- DIRECTIONS
Every line that includes the word "reacción" is to be listed.

- DATA LISTING
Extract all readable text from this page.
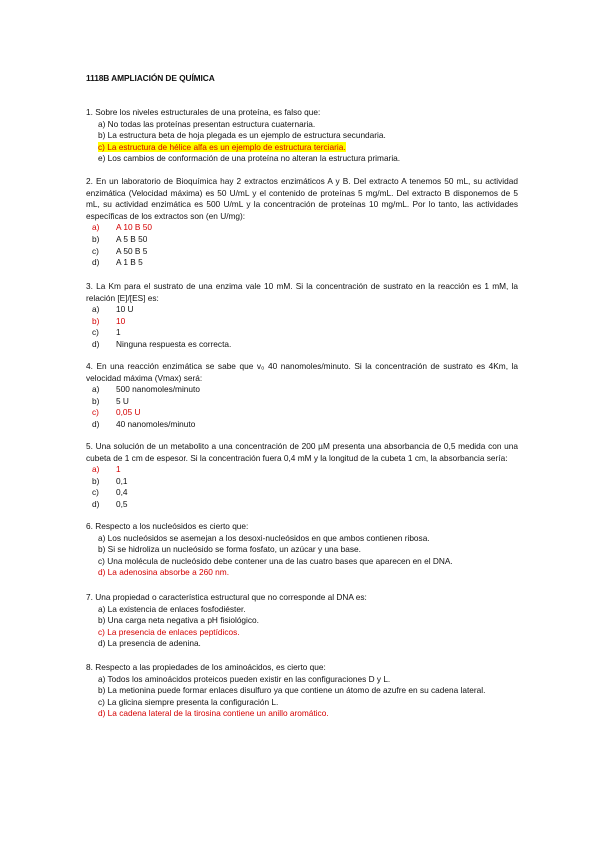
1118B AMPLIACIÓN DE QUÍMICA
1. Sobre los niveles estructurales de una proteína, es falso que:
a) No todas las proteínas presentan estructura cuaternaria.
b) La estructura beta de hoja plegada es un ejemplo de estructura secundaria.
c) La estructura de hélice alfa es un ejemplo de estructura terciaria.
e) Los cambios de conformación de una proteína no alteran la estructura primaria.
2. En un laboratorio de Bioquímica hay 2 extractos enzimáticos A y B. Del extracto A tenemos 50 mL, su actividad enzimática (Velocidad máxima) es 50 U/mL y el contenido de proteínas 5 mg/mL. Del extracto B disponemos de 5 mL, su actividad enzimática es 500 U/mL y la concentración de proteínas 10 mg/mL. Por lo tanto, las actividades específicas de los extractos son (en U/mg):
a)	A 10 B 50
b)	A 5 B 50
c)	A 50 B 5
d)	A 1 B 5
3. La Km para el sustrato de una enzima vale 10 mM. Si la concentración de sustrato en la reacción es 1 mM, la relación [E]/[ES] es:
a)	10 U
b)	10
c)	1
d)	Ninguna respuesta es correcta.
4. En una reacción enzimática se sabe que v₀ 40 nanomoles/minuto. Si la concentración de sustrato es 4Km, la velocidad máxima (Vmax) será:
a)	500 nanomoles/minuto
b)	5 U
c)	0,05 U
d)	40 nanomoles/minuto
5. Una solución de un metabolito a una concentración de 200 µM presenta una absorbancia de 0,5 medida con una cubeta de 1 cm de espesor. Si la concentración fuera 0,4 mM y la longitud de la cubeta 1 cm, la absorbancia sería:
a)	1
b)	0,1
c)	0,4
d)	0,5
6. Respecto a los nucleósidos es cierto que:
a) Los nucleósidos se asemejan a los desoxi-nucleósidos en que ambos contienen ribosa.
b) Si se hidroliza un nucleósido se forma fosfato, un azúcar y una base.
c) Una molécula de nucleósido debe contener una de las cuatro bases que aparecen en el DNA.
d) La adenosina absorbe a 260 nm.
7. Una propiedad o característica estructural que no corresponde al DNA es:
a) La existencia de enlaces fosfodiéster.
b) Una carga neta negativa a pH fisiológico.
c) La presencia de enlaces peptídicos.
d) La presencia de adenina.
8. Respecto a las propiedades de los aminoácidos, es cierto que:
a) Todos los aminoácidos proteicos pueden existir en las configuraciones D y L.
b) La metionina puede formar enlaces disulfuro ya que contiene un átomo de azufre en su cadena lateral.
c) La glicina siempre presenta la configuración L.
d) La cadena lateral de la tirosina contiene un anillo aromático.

- FULL RESPONSE
3. La Km para el sustrato de una enzima vale 10 mM. Si la concentración de sustrato en la reacción es 1 mM, la relación [E]/[ES] es:
4. En una reacción enzimática se sabe que v₀ 40 nanomoles/minuto. Si la concentración de sustrato es 4Km, la velocidad máxima (Vmax) será:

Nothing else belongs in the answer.